● **To do**: Find all lines in the listing that include the word "double", then copy them.

______

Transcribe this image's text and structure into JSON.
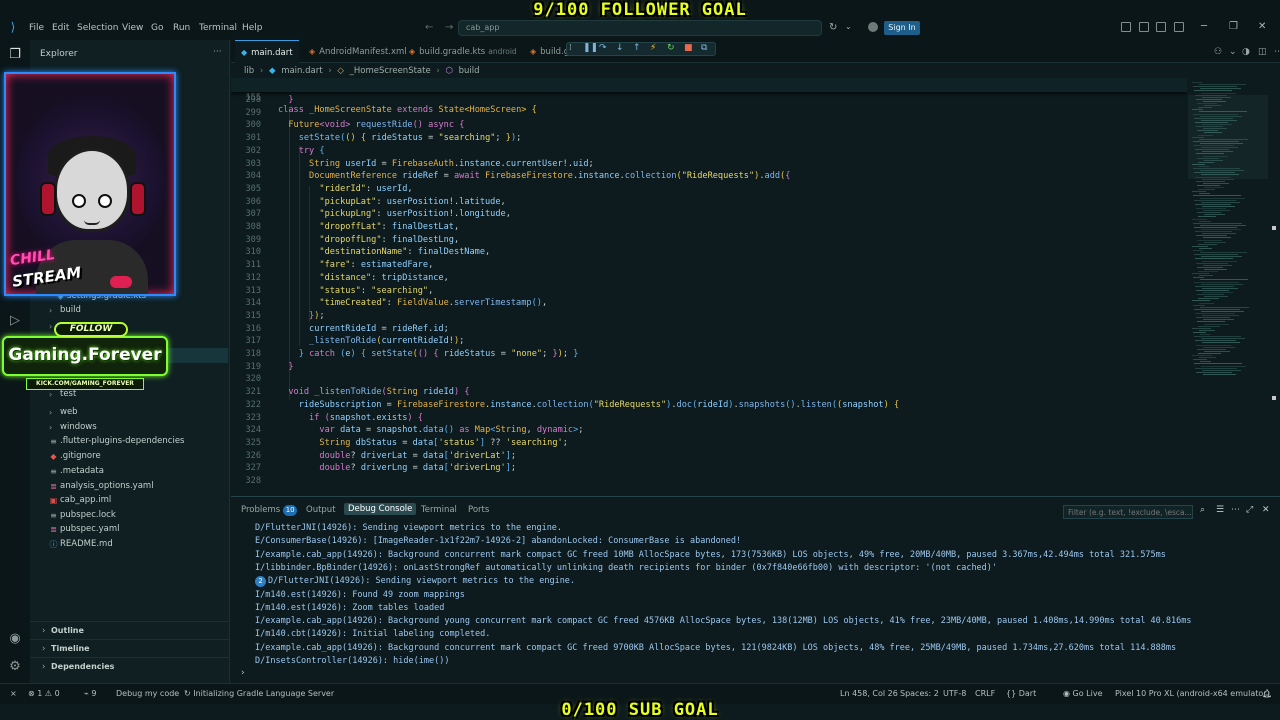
{
  "overlay": {
    "follower_goal": "9/100 FOLLOWER GOAL",
    "sub_goal": "0/100 SUB GOAL",
    "chill": "CHILL",
    "stream": "STREAM",
    "follow": "FOLLOW",
    "channel": "Gaming.Forever",
    "kick_url": "KICK.COM/GAMING_FOREVER"
  },
  "titlebar": {
    "menu": [
      "File",
      "Edit",
      "Selection",
      "View",
      "Go",
      "Run",
      "Terminal",
      "Help"
    ],
    "search": "cab_app",
    "sign_in": "Sign In"
  },
  "sidebar": {
    "title": "Explorer",
    "more": "···",
    "tree": [
      {
        "label": "settings.gradle.kts",
        "icon": "gradle-icon",
        "indent": 2
      },
      {
        "label": "build",
        "icon": "folder-icon",
        "indent": 1,
        "chev": "›"
      },
      {
        "label": "",
        "icon": "folder-icon",
        "indent": 1,
        "chev": "›"
      },
      {
        "label": "",
        "icon": "folder-icon",
        "indent": 1,
        "chev": "›"
      },
      {
        "label": "",
        "icon": "folder-icon",
        "indent": 1,
        "chev": "›"
      },
      {
        "label": "test",
        "icon": "folder-icon",
        "indent": 1,
        "chev": "›"
      },
      {
        "label": "web",
        "icon": "folder-icon",
        "indent": 1,
        "chev": "›"
      },
      {
        "label": "windows",
        "icon": "folder-icon",
        "indent": 1,
        "chev": "›"
      },
      {
        "label": ".flutter-plugins-dependencies",
        "icon": "file-icon",
        "indent": 1
      },
      {
        "label": ".gitignore",
        "icon": "git-icon",
        "indent": 1
      },
      {
        "label": ".metadata",
        "icon": "file-icon",
        "indent": 1
      },
      {
        "label": "analysis_options.yaml",
        "icon": "yaml-icon",
        "indent": 1
      },
      {
        "label": "cab_app.iml",
        "icon": "iml-icon",
        "indent": 1
      },
      {
        "label": "pubspec.lock",
        "icon": "lock-icon",
        "indent": 1
      },
      {
        "label": "pubspec.yaml",
        "icon": "yaml-icon",
        "indent": 1
      },
      {
        "label": "README.md",
        "icon": "info-icon",
        "indent": 1
      }
    ],
    "sections": [
      "Outline",
      "Timeline",
      "Dependencies"
    ]
  },
  "tabs": [
    {
      "label": "main.dart",
      "desc": "",
      "icon": "dart",
      "active": true
    },
    {
      "label": "AndroidManifest.xml",
      "desc": "",
      "icon": "xml",
      "active": false
    },
    {
      "label": "build.gradle.kts",
      "desc": "android",
      "icon": "gradle",
      "active": false
    },
    {
      "label": "build.gra",
      "desc": "",
      "icon": "gradle",
      "active": false
    }
  ],
  "breadcrumb": [
    "lib",
    "main.dart",
    "_HomeScreenState",
    "build"
  ],
  "sticky": {
    "ln": "155",
    "html": "<span class=\"kw\">class</span> <span class=\"ty\">_HomeScreenState</span> <span class=\"kw\">extends</span> <span class=\"ty\">State</span><span class=\"br1\">&lt;</span><span class=\"ty\">HomeScreen</span><span class=\"br1\">&gt;</span> <span class=\"br1\">{</span>"
  },
  "code": [
    {
      "ln": "298",
      "html": "  <span class=\"br2\">}</span>"
    },
    {
      "ln": "299",
      "html": ""
    },
    {
      "ln": "300",
      "html": "  <span class=\"ty\">Future</span><span class=\"br2\">&lt;</span><span class=\"kw\">void</span><span class=\"br2\">&gt;</span> <span class=\"fn\">requestRide</span><span class=\"br2\">()</span> <span class=\"kw\">async</span> <span class=\"br2\">{</span>"
    },
    {
      "ln": "301",
      "html": "    <span class=\"fn\">setState</span><span class=\"br3\">(</span><span class=\"br1\">()</span> <span class=\"br1\">{</span> <span class=\"var\">rideStatus</span> = <span class=\"str\">\"searching\"</span>; <span class=\"br1\">}</span><span class=\"br3\">)</span>;"
    },
    {
      "ln": "302",
      "html": "    <span class=\"kw\">try</span> <span class=\"br3\">{</span>"
    },
    {
      "ln": "303",
      "html": "      <span class=\"ty\">String</span> <span class=\"var\">userId</span> = <span class=\"ty\">FirebaseAuth</span>.<span class=\"var\">instance</span>.<span class=\"var\">currentUser</span>!.<span class=\"var\">uid</span>;"
    },
    {
      "ln": "304",
      "html": "      <span class=\"ty\">DocumentReference</span> <span class=\"var\">rideRef</span> = <span class=\"kw\">await</span> <span class=\"ty\">FirebaseFirestore</span>.<span class=\"var\">instance</span>.<span class=\"fn\">collection</span><span class=\"br1\">(</span><span class=\"str\">\"RideRequests\"</span><span class=\"br1\">)</span>.<span class=\"fn\">add</span><span class=\"br1\">(</span><span class=\"br2\">{</span>"
    },
    {
      "ln": "305",
      "html": "        <span class=\"str\">\"riderId\"</span>: <span class=\"var\">userId</span>,"
    },
    {
      "ln": "306",
      "html": "        <span class=\"str\">\"pickupLat\"</span>: <span class=\"var\">userPosition</span>!.<span class=\"var\">latitude</span>,"
    },
    {
      "ln": "307",
      "html": "        <span class=\"str\">\"pickupLng\"</span>: <span class=\"var\">userPosition</span>!.<span class=\"var\">longitude</span>,"
    },
    {
      "ln": "308",
      "html": "        <span class=\"str\">\"dropoffLat\"</span>: <span class=\"var\">finalDestLat</span>,"
    },
    {
      "ln": "309",
      "html": "        <span class=\"str\">\"dropoffLng\"</span>: <span class=\"var\">finalDestLng</span>,"
    },
    {
      "ln": "310",
      "html": "        <span class=\"str\">\"destinationName\"</span>: <span class=\"var\">finalDestName</span>,"
    },
    {
      "ln": "311",
      "html": "        <span class=\"str\">\"fare\"</span>: <span class=\"var\">estimatedFare</span>,"
    },
    {
      "ln": "312",
      "html": "        <span class=\"str\">\"distance\"</span>: <span class=\"var\">tripDistance</span>,"
    },
    {
      "ln": "313",
      "html": "        <span class=\"str\">\"status\"</span>: <span class=\"str\">\"searching\"</span>,"
    },
    {
      "ln": "314",
      "html": "        <span class=\"str\">\"timeCreated\"</span>: <span class=\"ty\">FieldValue</span>.<span class=\"fn\">serverTimestamp</span><span class=\"br3\">()</span>,"
    },
    {
      "ln": "315",
      "html": "      <span class=\"br2\">}</span><span class=\"br1\">)</span>;"
    },
    {
      "ln": "316",
      "html": "      <span class=\"var\">currentRideId</span> = <span class=\"var\">rideRef</span>.<span class=\"var\">id</span>;"
    },
    {
      "ln": "317",
      "html": "      <span class=\"fn\">_listenToRide</span><span class=\"br1\">(</span><span class=\"var\">currentRideId</span>!<span class=\"br1\">)</span>;"
    },
    {
      "ln": "318",
      "html": "    <span class=\"br3\">}</span> <span class=\"kw\">catch</span> <span class=\"br3\">(</span><span class=\"var\">e</span><span class=\"br3\">)</span> <span class=\"br3\">{</span> <span class=\"fn\">setState</span><span class=\"br1\">(</span><span class=\"br2\">()</span> <span class=\"br2\">{</span> <span class=\"var\">rideStatus</span> = <span class=\"str\">\"none\"</span>; <span class=\"br2\">}</span><span class=\"br1\">)</span>; <span class=\"br3\">}</span>"
    },
    {
      "ln": "319",
      "html": "  <span class=\"br2\">}</span>"
    },
    {
      "ln": "320",
      "html": ""
    },
    {
      "ln": "321",
      "html": "  <span class=\"kw\">void</span> <span class=\"fn\">_listenToRide</span><span class=\"br2\">(</span><span class=\"ty\">String</span> <span class=\"var\">rideId</span><span class=\"br2\">)</span> <span class=\"br2\">{</span>"
    },
    {
      "ln": "322",
      "html": "    <span class=\"var\">rideSubscription</span> = <span class=\"ty\">FirebaseFirestore</span>.<span class=\"var\">instance</span>.<span class=\"fn\">collection</span><span class=\"br3\">(</span><span class=\"str\">\"RideRequests\"</span><span class=\"br3\">)</span>.<span class=\"fn\">doc</span><span class=\"br3\">(</span><span class=\"var\">rideId</span><span class=\"br3\">)</span>.<span class=\"fn\">snapshots</span><span class=\"br3\">()</span>.<span class=\"fn\">listen</span><span class=\"br3\">(</span><span class=\"br1\">(</span><span class=\"var\">snapshot</span><span class=\"br1\">)</span> <span class=\"br1\">{</span>"
    },
    {
      "ln": "323",
      "html": "      <span class=\"kw\">if</span> <span class=\"br2\">(</span><span class=\"var\">snapshot</span>.<span class=\"var\">exists</span><span class=\"br2\">)</span> <span class=\"br2\">{</span>"
    },
    {
      "ln": "324",
      "html": "        <span class=\"kw\">var</span> <span class=\"var\">data</span> = <span class=\"var\">snapshot</span>.<span class=\"fn\">data</span><span class=\"br3\">()</span> <span class=\"kw\">as</span> <span class=\"ty\">Map</span><span class=\"br3\">&lt;</span><span class=\"ty\">String</span>, <span class=\"kw\">dynamic</span><span class=\"br3\">&gt;</span>;"
    },
    {
      "ln": "325",
      "html": "        <span class=\"ty\">String</span> <span class=\"var\">dbStatus</span> = <span class=\"var\">data</span><span class=\"br3\">[</span><span class=\"str\">'status'</span><span class=\"br3\">]</span> ?? <span class=\"str\">'searching'</span>;"
    },
    {
      "ln": "326",
      "html": "        <span class=\"kw\">double</span>? <span class=\"var\">driverLat</span> = <span class=\"var\">data</span><span class=\"br3\">[</span><span class=\"str\">'driverLat'</span><span class=\"br3\">]</span>;"
    },
    {
      "ln": "327",
      "html": "        <span class=\"kw\">double</span>? <span class=\"var\">driverLng</span> = <span class=\"var\">data</span><span class=\"br3\">[</span><span class=\"str\">'driverLng'</span><span class=\"br3\">]</span>;"
    },
    {
      "ln": "328",
      "html": ""
    }
  ],
  "panel": {
    "tabs": [
      "Problems",
      "Output",
      "Debug Console",
      "Terminal",
      "Ports"
    ],
    "problems_count": "10",
    "filter_placeholder": "Filter (e.g. text, !exclude, \\esca...",
    "logs": [
      {
        "badge": "",
        "text": "D/FlutterJNI(14926): Sending viewport metrics to the engine."
      },
      {
        "badge": "",
        "text": "E/ConsumerBase(14926): [ImageReader-1x1f22m7-14926-2] abandonLocked: ConsumerBase is abandoned!"
      },
      {
        "badge": "",
        "text": "I/example.cab_app(14926): Background concurrent mark compact GC freed 10MB AllocSpace bytes, 173(7536KB) LOS objects, 49% free, 20MB/40MB, paused 3.367ms,42.494ms total 321.575ms"
      },
      {
        "badge": "",
        "text": "I/libbinder.BpBinder(14926): onLastStrongRef automatically unlinking death recipients for binder (0x7f840e66fb00) with descriptor: '(not cached)'"
      },
      {
        "badge": "2",
        "text": "D/FlutterJNI(14926): Sending viewport metrics to the engine."
      },
      {
        "badge": "",
        "text": "I/m140.est(14926): Found 49 zoom mappings"
      },
      {
        "badge": "",
        "text": "I/m140.est(14926): Zoom tables loaded"
      },
      {
        "badge": "",
        "text": "I/example.cab_app(14926): Background young concurrent mark compact GC freed 4576KB AllocSpace bytes, 138(12MB) LOS objects, 41% free, 23MB/40MB, paused 1.408ms,14.990ms total 40.816ms"
      },
      {
        "badge": "",
        "text": "I/m140.cbt(14926): Initial labeling completed."
      },
      {
        "badge": "",
        "text": "I/example.cab_app(14926): Background concurrent mark compact GC freed 9700KB AllocSpace bytes, 121(9824KB) LOS objects, 48% free, 25MB/49MB, paused 1.734ms,27.620ms total 114.888ms"
      },
      {
        "badge": "",
        "text": "D/InsetsController(14926): hide(ime())"
      }
    ],
    "prompt": "›"
  },
  "statusbar": {
    "remote": "⨯",
    "errors": "1",
    "warnings": "0",
    "ports": "9",
    "debug": "Debug my code",
    "init": "Initializing Gradle Language Server",
    "position": "Ln 458, Col 26",
    "spaces": "Spaces: 2",
    "encoding": "UTF-8",
    "eol": "CRLF",
    "language": "Dart",
    "golive": "Go Live",
    "device": "Pixel 10 Pro XL (android-x64 emulator)"
  }
}
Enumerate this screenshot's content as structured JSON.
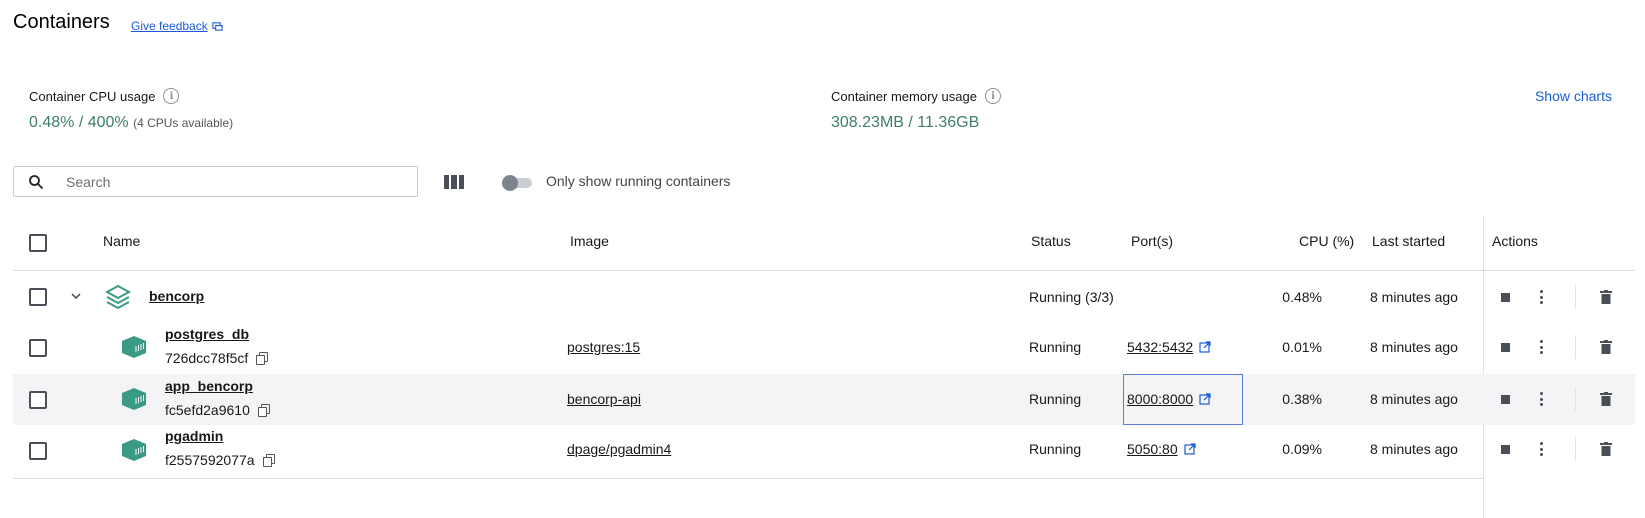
{
  "header": {
    "title": "Containers",
    "feedback_label": "Give feedback"
  },
  "stats": {
    "cpu_label": "Container CPU usage",
    "cpu_value": "0.48% / 400%",
    "cpu_sub": "(4 CPUs available)",
    "mem_label": "Container memory usage",
    "mem_value": "308.23MB / 11.36GB",
    "show_charts": "Show charts"
  },
  "toolbar": {
    "search_placeholder": "Search",
    "toggle_label": "Only show running containers",
    "toggle_on": false
  },
  "table": {
    "columns": {
      "name": "Name",
      "image": "Image",
      "status": "Status",
      "ports": "Port(s)",
      "cpu": "CPU (%)",
      "last_started": "Last started",
      "actions": "Actions"
    },
    "group": {
      "name": "bencorp",
      "status": "Running (3/3)",
      "cpu": "0.48%",
      "last_started": "8 minutes ago"
    },
    "rows": [
      {
        "name": "postgres_db",
        "id": "726dcc78f5cf",
        "image": "postgres:15",
        "status": "Running",
        "port": "5432:5432",
        "cpu": "0.01%",
        "last_started": "8 minutes ago"
      },
      {
        "name": "app_bencorp",
        "id": "fc5efd2a9610",
        "image": "bencorp-api",
        "status": "Running",
        "port": "8000:8000",
        "cpu": "0.38%",
        "last_started": "8 minutes ago"
      },
      {
        "name": "pgadmin",
        "id": "f2557592077a",
        "image": "dpage/pgadmin4",
        "status": "Running",
        "port": "5050:80",
        "cpu": "0.09%",
        "last_started": "8 minutes ago"
      }
    ]
  },
  "colors": {
    "accent_link": "#1a5bd6",
    "stat_green": "#3f7d6e",
    "container_icon": "#3b9a86"
  }
}
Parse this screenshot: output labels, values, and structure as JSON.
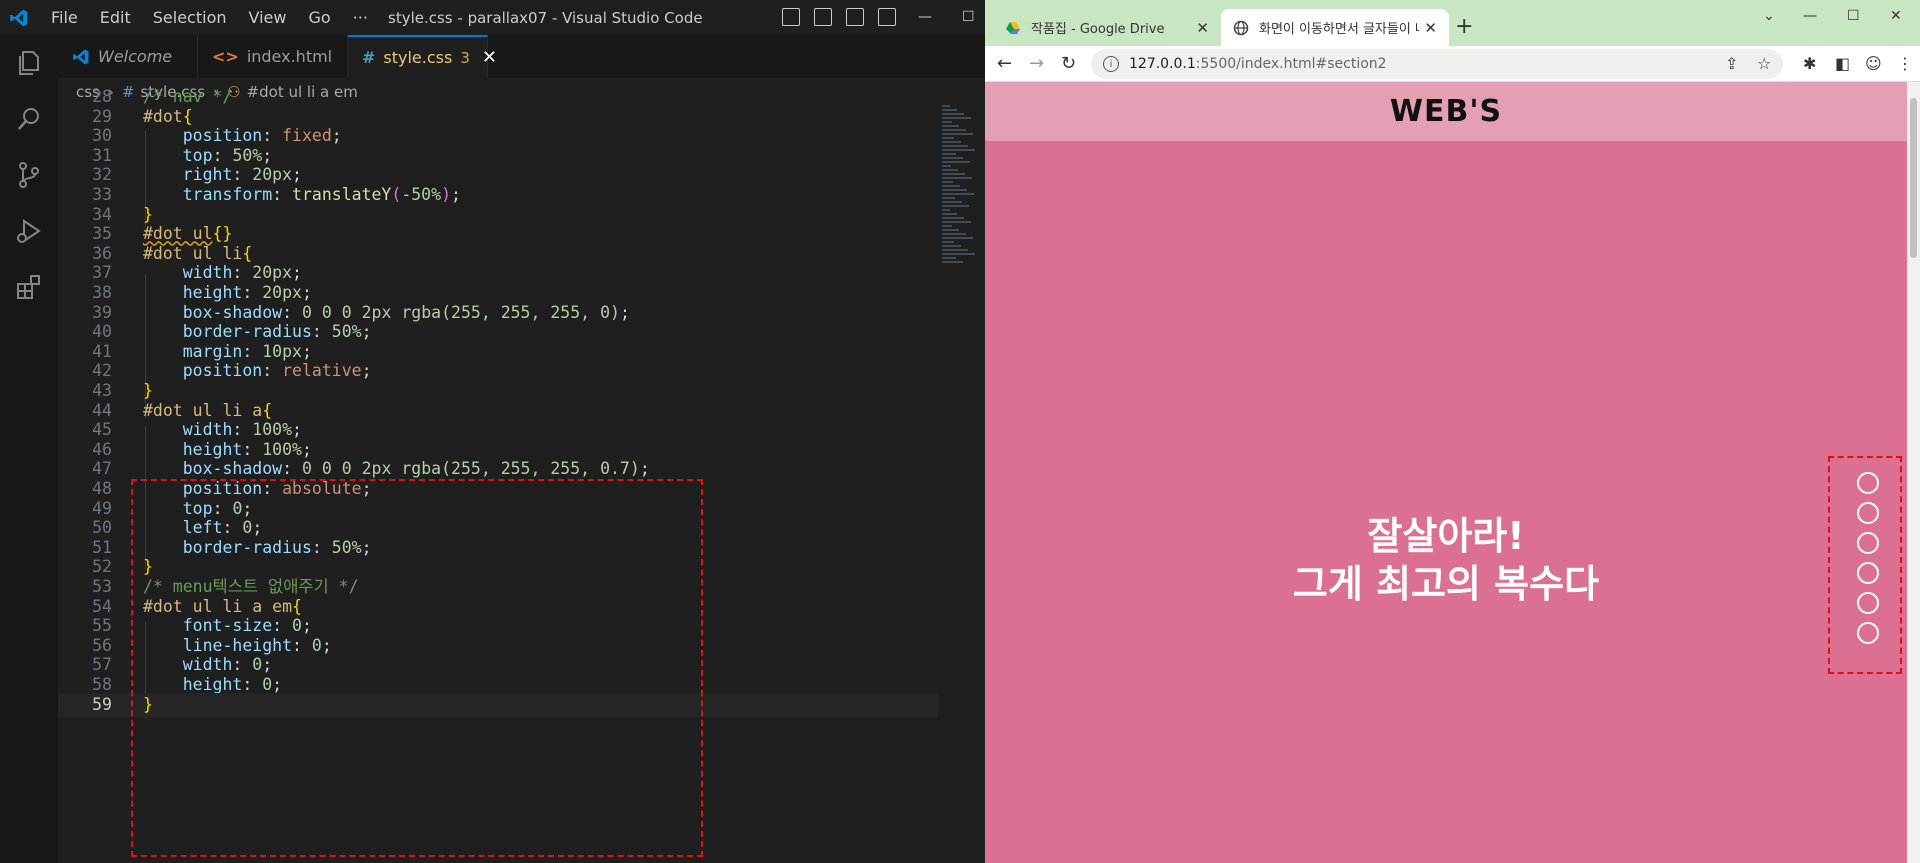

______

● **Result**:
      "html": "        <span class=\"kw\">double</span>? <span class=\"var\">driverLat</span> = <span class=\"var\">data</span><span class=\"br3\">[</span><span class=\"str\">'driverLat'</span><span class=\"br3\">]</span>;"
      "html": "        <span class=\"kw\">double</span>? <span class=\"var\">driverLng</span> = <span class=\"var\">data</span><span class=\"br3\">[</span><span class=\"str\">'driverLng'</span><span class=\"br3\">]</span>;"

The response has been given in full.